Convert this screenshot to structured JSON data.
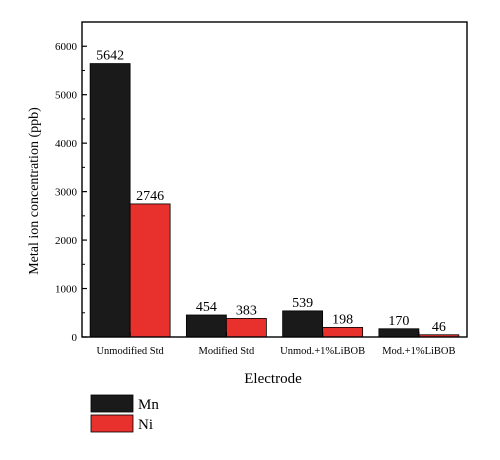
{
  "chart_data": {
    "type": "bar",
    "title": "",
    "xlabel": "Electrode",
    "ylabel": "Metal ion concentration (ppb)",
    "categories": [
      "Unmodified Std",
      "Modified Std",
      "Unmod.+1%LiBOB",
      "Mod.+1%LiBOB"
    ],
    "series": [
      {
        "name": "Mn",
        "color": "#1a1a1a",
        "values": [
          5642,
          454,
          539,
          170
        ]
      },
      {
        "name": "Ni",
        "color": "#e8302d",
        "values": [
          2746,
          383,
          198,
          46
        ]
      }
    ],
    "ylim": [
      0,
      6500
    ],
    "yticks": [
      0,
      1000,
      2000,
      3000,
      4000,
      5000,
      6000
    ],
    "ytick_labels": [
      "0",
      "1000",
      "2000",
      "3000",
      "4000",
      "5000",
      "6000"
    ],
    "data_labels": [
      [
        "5642",
        "454",
        "539",
        "170"
      ],
      [
        "2746",
        "383",
        "198",
        "46"
      ]
    ],
    "grid": false,
    "legend_position": "bottom-left"
  }
}
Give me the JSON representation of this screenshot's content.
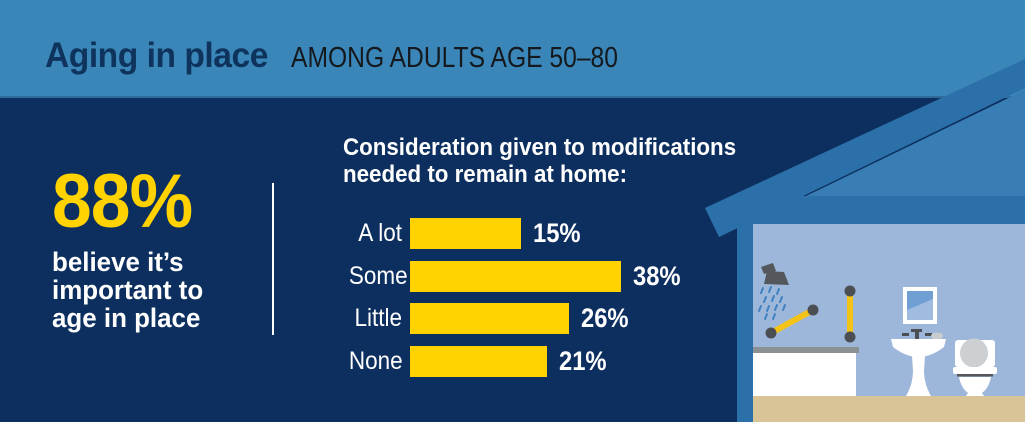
{
  "header": {
    "title": "Aging in place",
    "subtitle": "AMONG ADULTS AGE 50–80"
  },
  "stat": {
    "value": "88%",
    "caption_lines": [
      "believe it’s",
      "important to",
      "age in place"
    ]
  },
  "chart_data": {
    "type": "bar",
    "orientation": "horizontal",
    "title_lines": [
      "Consideration given to modifications",
      "needed to remain at home:"
    ],
    "categories": [
      "A lot",
      "Some",
      "Little",
      "None"
    ],
    "values": [
      15,
      38,
      26,
      21
    ],
    "value_labels": [
      "15%",
      "38%",
      "26%",
      "21%"
    ],
    "unit": "%",
    "bar_color": "#FFD200",
    "text_color": "#FFFFFF",
    "axis": "none",
    "legend": "none",
    "gridlines": false
  },
  "illustration": {
    "description": "cutaway house showing an accessible bathroom",
    "elements": [
      "house-roof",
      "house-gable",
      "house-eave",
      "house-wall",
      "bathroom-wall",
      "floor",
      "bathtub",
      "shower-head",
      "water-spray",
      "grab-bar-diagonal",
      "grab-bar-vertical",
      "mirror",
      "pedestal-sink",
      "faucet",
      "soap",
      "toilet"
    ]
  },
  "colors": {
    "header_bg": "#3A86B8",
    "body_bg": "#0D2F5F",
    "accent_yellow": "#FFD200",
    "grab_bar_yellow": "#F3C318",
    "roof_blue": "#2B70A9",
    "gable_blue": "#387DB4",
    "bathroom_wall_light": "#9DB7DA",
    "floor_tan": "#D8C497",
    "fixture_white": "#FFFFFF",
    "fixture_gray": "#54585C",
    "water_blue": "#3F80C1",
    "title_navy": "#0E335C",
    "subtitle_dark": "#15191D"
  }
}
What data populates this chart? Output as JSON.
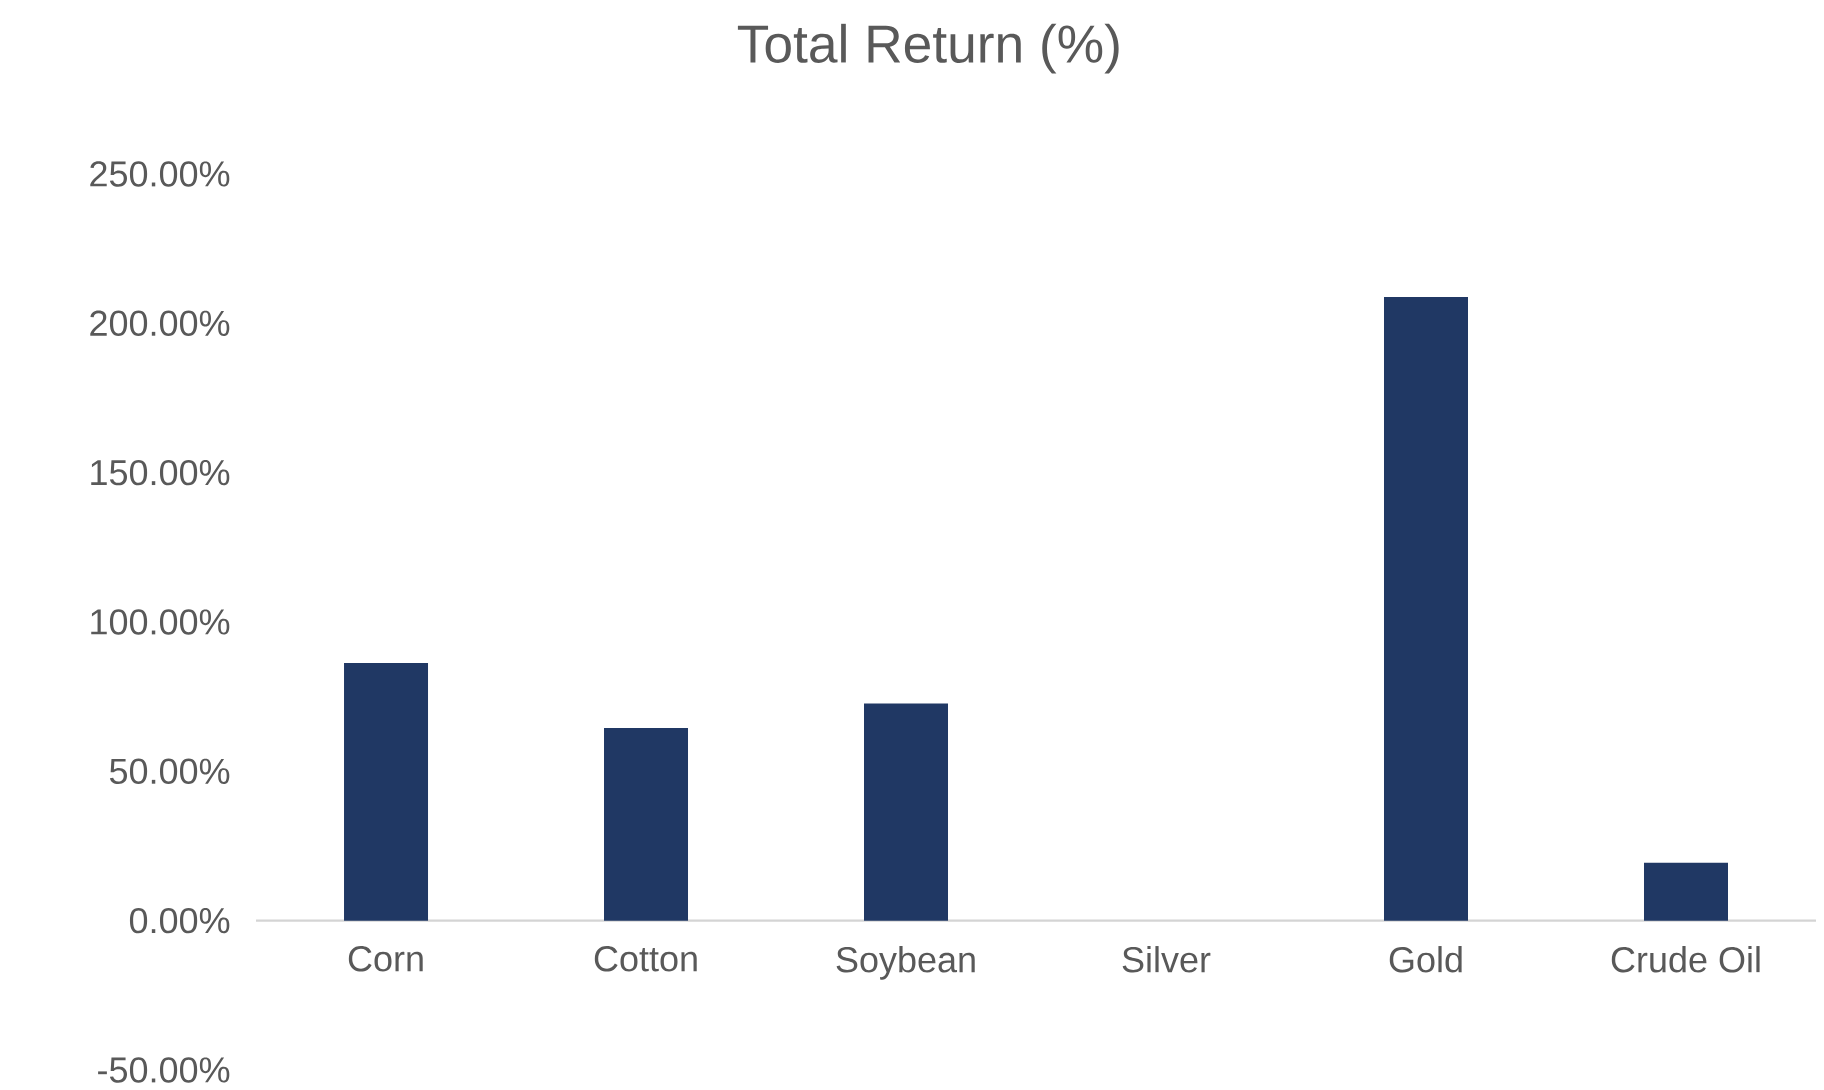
{
  "chart_data": {
    "type": "bar",
    "title": "Total Return (%)",
    "categories": [
      "Corn",
      "Cotton",
      "Soybean",
      "Silver",
      "Gold",
      "Crude Oil"
    ],
    "values": [
      86.3,
      64.5,
      72.7,
      0,
      208.8,
      19.4
    ],
    "color": "#203864",
    "ylim": [
      -50,
      250
    ],
    "yticks": [
      {
        "value": -50,
        "label": "-50.00%"
      },
      {
        "value": 0,
        "label": "0.00%"
      },
      {
        "value": 50,
        "label": "50.00%"
      },
      {
        "value": 100,
        "label": "100.00%"
      },
      {
        "value": 150,
        "label": "150.00%"
      },
      {
        "value": 200,
        "label": "200.00%"
      },
      {
        "value": 250,
        "label": "250.00%"
      }
    ],
    "grid": false
  }
}
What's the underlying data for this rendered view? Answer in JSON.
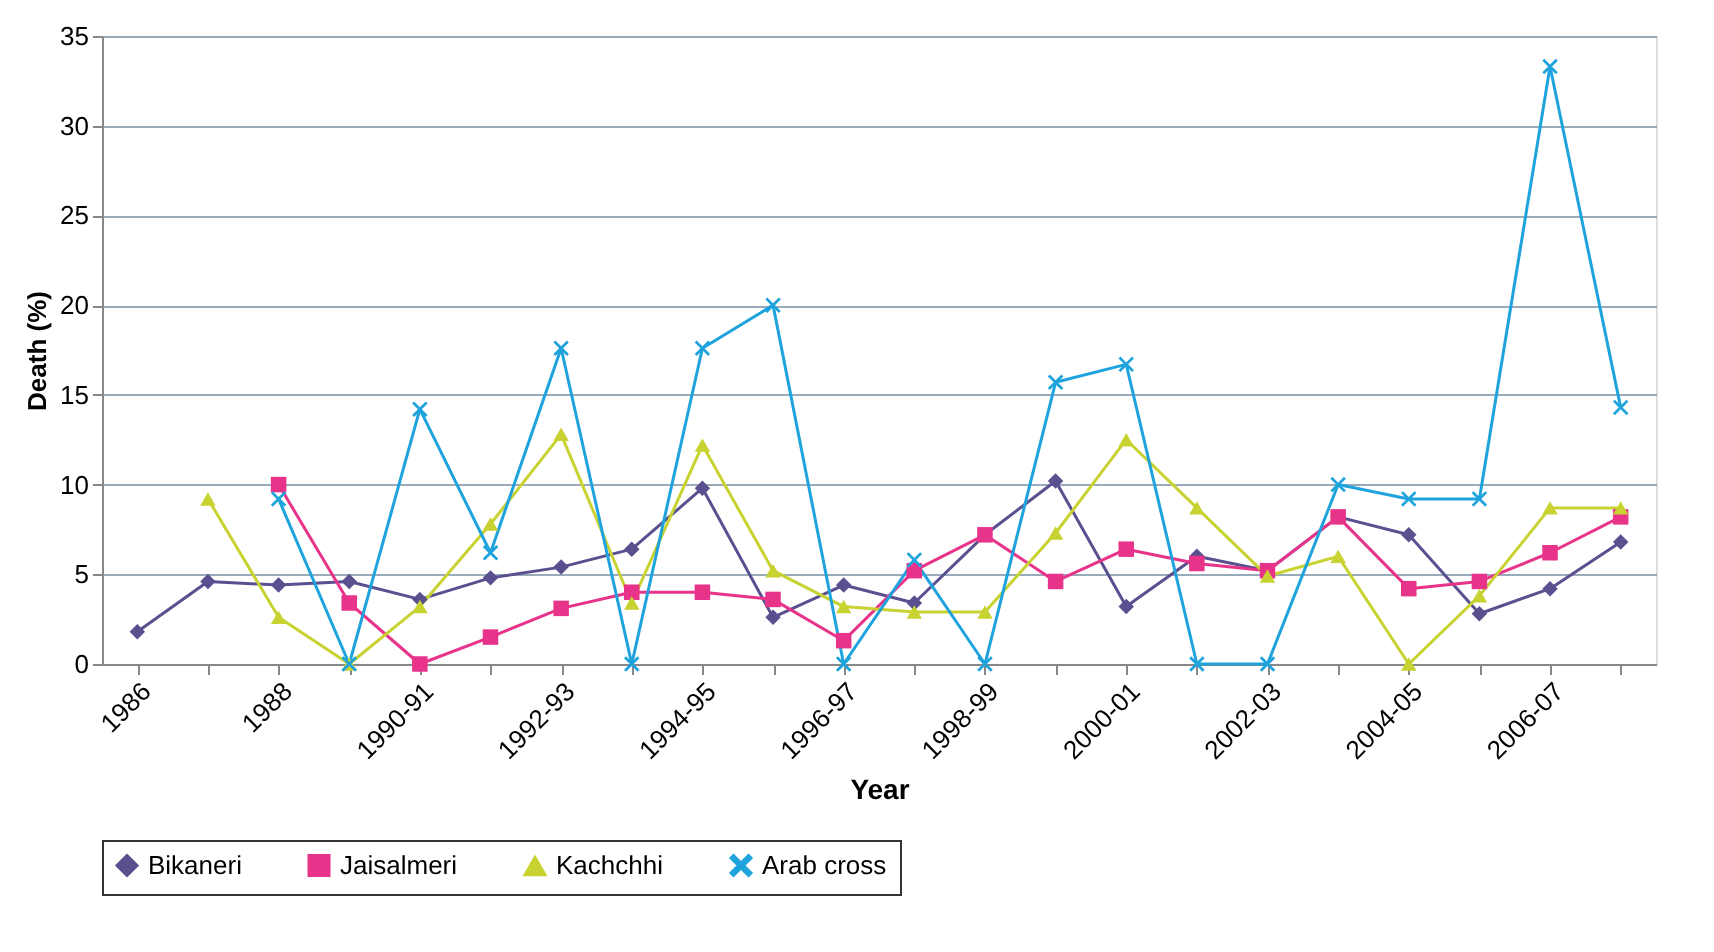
{
  "chart_data": {
    "type": "line",
    "xlabel": "Year",
    "ylabel": "Death (%)",
    "categories": [
      "1986",
      null,
      "1988",
      null,
      "1990-91",
      null,
      "1992-93",
      null,
      "1994-95",
      null,
      "1996-97",
      null,
      "1998-99",
      null,
      "2000-01",
      null,
      "2002-03",
      null,
      "2004-05",
      null,
      "2006-07",
      null
    ],
    "series": [
      {
        "name": "Bikaneri",
        "color": "#5a4f8f",
        "marker": "diamond",
        "values": [
          1.8,
          4.6,
          4.4,
          4.6,
          3.6,
          4.8,
          5.4,
          6.4,
          9.8,
          2.6,
          4.4,
          3.4,
          7.2,
          10.2,
          3.2,
          6.0,
          5.2,
          8.2,
          7.2,
          2.8,
          4.2,
          6.8
        ]
      },
      {
        "name": "Jaisalmeri",
        "color": "#e8338a",
        "marker": "square",
        "values": [
          null,
          null,
          10.0,
          3.4,
          0,
          1.5,
          3.1,
          4.0,
          4.0,
          3.6,
          1.3,
          5.2,
          7.2,
          4.6,
          6.4,
          5.6,
          5.2,
          8.2,
          4.2,
          4.6,
          6.2,
          8.2
        ]
      },
      {
        "name": "Kachchhi",
        "color": "#c8d230",
        "marker": "triangle",
        "values": [
          null,
          9.2,
          2.6,
          0,
          3.2,
          7.8,
          12.8,
          3.4,
          12.2,
          5.2,
          3.2,
          2.9,
          2.9,
          7.3,
          12.5,
          8.7,
          4.9,
          6.0,
          0,
          3.8,
          8.7,
          8.7
        ]
      },
      {
        "name": "Arab cross",
        "color": "#1fa3dc",
        "marker": "cross",
        "values": [
          null,
          null,
          9.2,
          0,
          14.2,
          6.2,
          17.6,
          0,
          17.6,
          20.0,
          0,
          5.8,
          0,
          15.7,
          16.7,
          0,
          0,
          10.0,
          9.2,
          9.2,
          33.3,
          14.3
        ]
      }
    ],
    "ylim": [
      0,
      35
    ],
    "yticks": [
      0,
      5,
      10,
      15,
      20,
      25,
      30,
      35
    ],
    "grid": "y",
    "legend": "bottom"
  }
}
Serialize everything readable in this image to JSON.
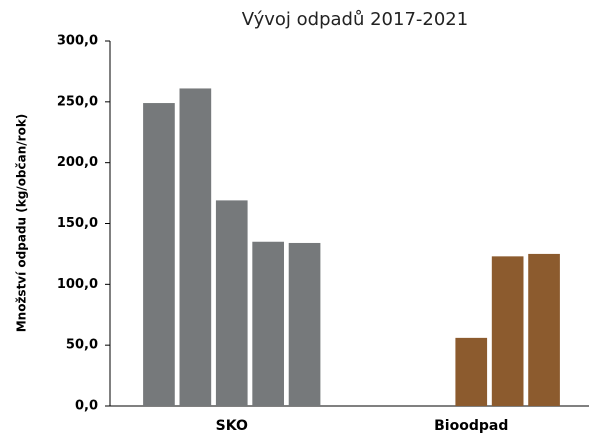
{
  "chart_data": {
    "type": "bar",
    "title": "Vývoj odpadů 2017-2021",
    "y_label": "Množství odpadu (kg/občan/rok)",
    "categories": [
      "SKO",
      "Bioodpad"
    ],
    "category_colors": [
      "#76797b",
      "#8c5b2e"
    ],
    "series": [
      {
        "values": [
          249,
          null
        ]
      },
      {
        "values": [
          261,
          null
        ]
      },
      {
        "values": [
          169,
          56
        ]
      },
      {
        "values": [
          135,
          123
        ]
      },
      {
        "values": [
          134,
          125
        ]
      }
    ],
    "ylim": [
      0,
      300
    ],
    "yticks": [
      {
        "value": 0,
        "label": "0,0"
      },
      {
        "value": 50,
        "label": "50,0"
      },
      {
        "value": 100,
        "label": "100,0"
      },
      {
        "value": 150,
        "label": "150,0"
      },
      {
        "value": 200,
        "label": "200,0"
      },
      {
        "value": 250,
        "label": "250,0"
      },
      {
        "value": 300,
        "label": "300,0"
      }
    ],
    "grid": false
  }
}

····················

**Short problem:** Without the pictures, repeat the listing above exactly.

**Full solution:**
Convert this screenshot to structured JSON data.
{
  "chart_data": {
    "type": "bar",
    "title": "",
    "xlabel": "Electrode",
    "ylabel": "Metal ion concentration (ppb)",
    "categories": [
      "Unmodified Std",
      "Modified Std",
      "Unmod.+1%LiBOB",
      "Mod.+1%LiBOB"
    ],
    "series": [
      {
        "name": "Mn",
        "color": "#1a1a1a",
        "values": [
          5642,
          454,
          539,
          170
        ]
      },
      {
        "name": "Ni",
        "color": "#e8302d",
        "values": [
          2746,
          383,
          198,
          46
        ]
      }
    ],
    "ylim": [
      0,
      6500
    ],
    "yticks": [
      0,
      1000,
      2000,
      3000,
      4000,
      5000,
      6000
    ],
    "ytick_labels": [
      "0",
      "1000",
      "2000",
      "3000",
      "4000",
      "5000",
      "6000"
    ],
    "data_labels": [
      [
        "5642",
        "454",
        "539",
        "170"
      ],
      [
        "2746",
        "383",
        "198",
        "46"
      ]
    ],
    "grid": false,
    "legend_position": "bottom-left"
  }
}
Give me the JSON representation of this screenshot's content.
{
  "header": {
    "title": "Aging in place",
    "subtitle": "AMONG ADULTS AGE 50–80"
  },
  "stat": {
    "value": "88%",
    "caption_lines": [
      "believe it’s",
      "important to",
      "age in place"
    ]
  },
  "chart_data": {
    "type": "bar",
    "orientation": "horizontal",
    "title_lines": [
      "Consideration given to modifications",
      "needed to remain at home:"
    ],
    "categories": [
      "A lot",
      "Some",
      "Little",
      "None"
    ],
    "values": [
      15,
      38,
      26,
      21
    ],
    "value_labels": [
      "15%",
      "38%",
      "26%",
      "21%"
    ],
    "unit": "%",
    "bar_color": "#FFD200",
    "text_color": "#FFFFFF",
    "axis": "none",
    "legend": "none",
    "gridlines": false
  },
  "illustration": {
    "description": "cutaway house showing an accessible bathroom",
    "elements": [
      "house-roof",
      "house-gable",
      "house-eave",
      "house-wall",
      "bathroom-wall",
      "floor",
      "bathtub",
      "shower-head",
      "water-spray",
      "grab-bar-diagonal",
      "grab-bar-vertical",
      "mirror",
      "pedestal-sink",
      "faucet",
      "soap",
      "toilet"
    ]
  },
  "colors": {
    "header_bg": "#3A86B8",
    "body_bg": "#0D2F5F",
    "accent_yellow": "#FFD200",
    "grab_bar_yellow": "#F3C318",
    "roof_blue": "#2B70A9",
    "gable_blue": "#387DB4",
    "bathroom_wall_light": "#9DB7DA",
    "floor_tan": "#D8C497",
    "fixture_white": "#FFFFFF",
    "fixture_gray": "#54585C",
    "water_blue": "#3F80C1",
    "title_navy": "#0E335C",
    "subtitle_dark": "#15191D"
  }
}
What data populates this chart? Output as JSON.
{
  "chart_data": {
    "type": "bar",
    "title": "Total Return (%)",
    "categories": [
      "Corn",
      "Cotton",
      "Soybean",
      "Silver",
      "Gold",
      "Crude Oil"
    ],
    "values": [
      86.3,
      64.5,
      72.7,
      0,
      208.8,
      19.4
    ],
    "color": "#203864",
    "ylim": [
      -50,
      250
    ],
    "yticks": [
      {
        "value": -50,
        "label": "-50.00%"
      },
      {
        "value": 0,
        "label": "0.00%"
      },
      {
        "value": 50,
        "label": "50.00%"
      },
      {
        "value": 100,
        "label": "100.00%"
      },
      {
        "value": 150,
        "label": "150.00%"
      },
      {
        "value": 200,
        "label": "200.00%"
      },
      {
        "value": 250,
        "label": "250.00%"
      }
    ],
    "grid": false
  }
}
What's the underlying data for this rendered view? Answer in JSON.
{
  "chart_data": {
    "type": "line",
    "xlabel": "Year",
    "ylabel": "Death (%)",
    "categories": [
      "1986",
      null,
      "1988",
      null,
      "1990-91",
      null,
      "1992-93",
      null,
      "1994-95",
      null,
      "1996-97",
      null,
      "1998-99",
      null,
      "2000-01",
      null,
      "2002-03",
      null,
      "2004-05",
      null,
      "2006-07",
      null
    ],
    "series": [
      {
        "name": "Bikaneri",
        "color": "#5a4f8f",
        "marker": "diamond",
        "values": [
          1.8,
          4.6,
          4.4,
          4.6,
          3.6,
          4.8,
          5.4,
          6.4,
          9.8,
          2.6,
          4.4,
          3.4,
          7.2,
          10.2,
          3.2,
          6.0,
          5.2,
          8.2,
          7.2,
          2.8,
          4.2,
          6.8
        ]
      },
      {
        "name": "Jaisalmeri",
        "color": "#e8338a",
        "marker": "square",
        "values": [
          null,
          null,
          10.0,
          3.4,
          0,
          1.5,
          3.1,
          4.0,
          4.0,
          3.6,
          1.3,
          5.2,
          7.2,
          4.6,
          6.4,
          5.6,
          5.2,
          8.2,
          4.2,
          4.6,
          6.2,
          8.2
        ]
      },
      {
        "name": "Kachchhi",
        "color": "#c8d230",
        "marker": "triangle",
        "values": [
          null,
          9.2,
          2.6,
          0,
          3.2,
          7.8,
          12.8,
          3.4,
          12.2,
          5.2,
          3.2,
          2.9,
          2.9,
          7.3,
          12.5,
          8.7,
          4.9,
          6.0,
          0,
          3.8,
          8.7,
          8.7
        ]
      },
      {
        "name": "Arab cross",
        "color": "#1fa3dc",
        "marker": "cross",
        "values": [
          null,
          null,
          9.2,
          0,
          14.2,
          6.2,
          17.6,
          0,
          17.6,
          20.0,
          0,
          5.8,
          0,
          15.7,
          16.7,
          0,
          0,
          10.0,
          9.2,
          9.2,
          33.3,
          14.3
        ]
      }
    ],
    "ylim": [
      0,
      35
    ],
    "yticks": [
      0,
      5,
      10,
      15,
      20,
      25,
      30,
      35
    ],
    "grid": "y",
    "legend": "bottom"
  }
}
Serialize everything readable in this image to JSON.
{
  "chart_data": {
    "type": "bar",
    "title": "Vývoj odpadů 2017-2021",
    "y_label": "Množství odpadu (kg/občan/rok)",
    "categories": [
      "SKO",
      "Bioodpad"
    ],
    "category_colors": [
      "#76797b",
      "#8c5b2e"
    ],
    "series": [
      {
        "values": [
          249,
          null
        ]
      },
      {
        "values": [
          261,
          null
        ]
      },
      {
        "values": [
          169,
          56
        ]
      },
      {
        "values": [
          135,
          123
        ]
      },
      {
        "values": [
          134,
          125
        ]
      }
    ],
    "ylim": [
      0,
      300
    ],
    "yticks": [
      {
        "value": 0,
        "label": "0,0"
      },
      {
        "value": 50,
        "label": "50,0"
      },
      {
        "value": 100,
        "label": "100,0"
      },
      {
        "value": 150,
        "label": "150,0"
      },
      {
        "value": 200,
        "label": "200,0"
      },
      {
        "value": 250,
        "label": "250,0"
      },
      {
        "value": 300,
        "label": "300,0"
      }
    ],
    "grid": false
  }
}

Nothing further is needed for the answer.